Every line below that contains "itinerary" is to be copied.

------ LISTING ------

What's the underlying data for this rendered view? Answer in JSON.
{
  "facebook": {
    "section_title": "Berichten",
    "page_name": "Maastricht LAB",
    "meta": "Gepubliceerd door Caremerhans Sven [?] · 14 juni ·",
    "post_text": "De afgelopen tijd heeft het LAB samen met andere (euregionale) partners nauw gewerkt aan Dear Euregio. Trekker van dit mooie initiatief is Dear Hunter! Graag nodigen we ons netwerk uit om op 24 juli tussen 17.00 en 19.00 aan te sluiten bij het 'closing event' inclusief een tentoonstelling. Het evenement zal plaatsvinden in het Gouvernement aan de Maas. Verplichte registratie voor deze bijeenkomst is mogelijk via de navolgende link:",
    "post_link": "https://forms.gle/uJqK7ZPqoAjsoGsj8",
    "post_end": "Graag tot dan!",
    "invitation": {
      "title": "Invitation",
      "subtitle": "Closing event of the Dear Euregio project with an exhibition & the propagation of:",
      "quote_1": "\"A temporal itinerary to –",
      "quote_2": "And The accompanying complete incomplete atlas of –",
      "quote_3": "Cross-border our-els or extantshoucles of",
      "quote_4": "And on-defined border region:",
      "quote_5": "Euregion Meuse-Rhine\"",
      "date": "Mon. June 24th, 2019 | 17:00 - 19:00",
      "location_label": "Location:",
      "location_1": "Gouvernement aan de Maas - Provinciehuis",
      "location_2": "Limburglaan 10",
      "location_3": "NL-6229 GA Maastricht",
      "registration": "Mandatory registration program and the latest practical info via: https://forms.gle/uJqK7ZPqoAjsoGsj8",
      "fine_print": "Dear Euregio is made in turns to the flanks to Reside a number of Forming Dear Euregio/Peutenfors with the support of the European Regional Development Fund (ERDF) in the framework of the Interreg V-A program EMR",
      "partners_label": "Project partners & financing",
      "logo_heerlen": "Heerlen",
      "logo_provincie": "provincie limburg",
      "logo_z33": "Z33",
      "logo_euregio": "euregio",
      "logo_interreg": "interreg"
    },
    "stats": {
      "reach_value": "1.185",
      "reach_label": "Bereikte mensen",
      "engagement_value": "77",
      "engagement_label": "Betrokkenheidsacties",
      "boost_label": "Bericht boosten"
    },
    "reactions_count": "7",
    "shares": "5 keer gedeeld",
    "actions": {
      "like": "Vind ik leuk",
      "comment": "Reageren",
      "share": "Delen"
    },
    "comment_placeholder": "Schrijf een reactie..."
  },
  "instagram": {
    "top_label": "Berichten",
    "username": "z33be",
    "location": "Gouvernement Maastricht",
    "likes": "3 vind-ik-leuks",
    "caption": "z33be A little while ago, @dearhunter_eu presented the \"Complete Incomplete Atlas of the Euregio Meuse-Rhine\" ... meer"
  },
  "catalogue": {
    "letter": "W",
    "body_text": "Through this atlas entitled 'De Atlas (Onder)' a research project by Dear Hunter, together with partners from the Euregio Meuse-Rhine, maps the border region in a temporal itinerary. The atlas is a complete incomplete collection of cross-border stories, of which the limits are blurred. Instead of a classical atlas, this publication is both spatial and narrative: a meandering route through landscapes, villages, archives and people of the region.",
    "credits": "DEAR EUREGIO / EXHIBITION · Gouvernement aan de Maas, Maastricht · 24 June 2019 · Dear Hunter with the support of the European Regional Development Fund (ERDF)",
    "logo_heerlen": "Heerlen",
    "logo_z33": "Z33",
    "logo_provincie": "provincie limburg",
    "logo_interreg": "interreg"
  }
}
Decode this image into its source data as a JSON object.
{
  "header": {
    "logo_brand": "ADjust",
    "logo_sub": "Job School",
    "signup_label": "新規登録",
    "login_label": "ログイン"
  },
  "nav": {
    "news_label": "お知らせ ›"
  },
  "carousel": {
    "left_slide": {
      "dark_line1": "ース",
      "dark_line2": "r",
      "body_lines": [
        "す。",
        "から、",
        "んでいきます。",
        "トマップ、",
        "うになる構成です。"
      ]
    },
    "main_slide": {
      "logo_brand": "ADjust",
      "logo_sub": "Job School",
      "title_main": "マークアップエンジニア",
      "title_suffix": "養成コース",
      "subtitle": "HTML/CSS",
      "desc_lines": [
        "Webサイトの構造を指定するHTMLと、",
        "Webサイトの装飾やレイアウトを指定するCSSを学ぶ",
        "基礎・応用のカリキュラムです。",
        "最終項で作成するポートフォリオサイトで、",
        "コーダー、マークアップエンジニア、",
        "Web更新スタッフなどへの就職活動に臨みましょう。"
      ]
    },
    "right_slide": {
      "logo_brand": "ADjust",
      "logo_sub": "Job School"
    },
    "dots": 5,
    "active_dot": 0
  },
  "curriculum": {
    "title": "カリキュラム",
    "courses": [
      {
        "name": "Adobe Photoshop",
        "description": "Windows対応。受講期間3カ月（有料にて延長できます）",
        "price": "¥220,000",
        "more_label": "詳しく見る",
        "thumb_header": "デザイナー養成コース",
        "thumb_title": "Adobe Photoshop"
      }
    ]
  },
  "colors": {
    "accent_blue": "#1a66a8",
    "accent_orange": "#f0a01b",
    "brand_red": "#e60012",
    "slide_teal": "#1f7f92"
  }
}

------

[SOLVED EXERCISE]
      "quote_1": "\"A temporal itinerary to –",
    "body_text": "Through this atlas entitled 'De Atlas (Onder)' a research project by Dear Hunter, together with partners from the Euregio Meuse-Rhine, maps the border region in a temporal itinerary. The atlas is a complete incomplete collection of cross-border stories, of which the limits are blurred. Instead of a classical atlas, this publication is both spatial and narrative: a meandering route through landscapes, villages, archives and people of the region.",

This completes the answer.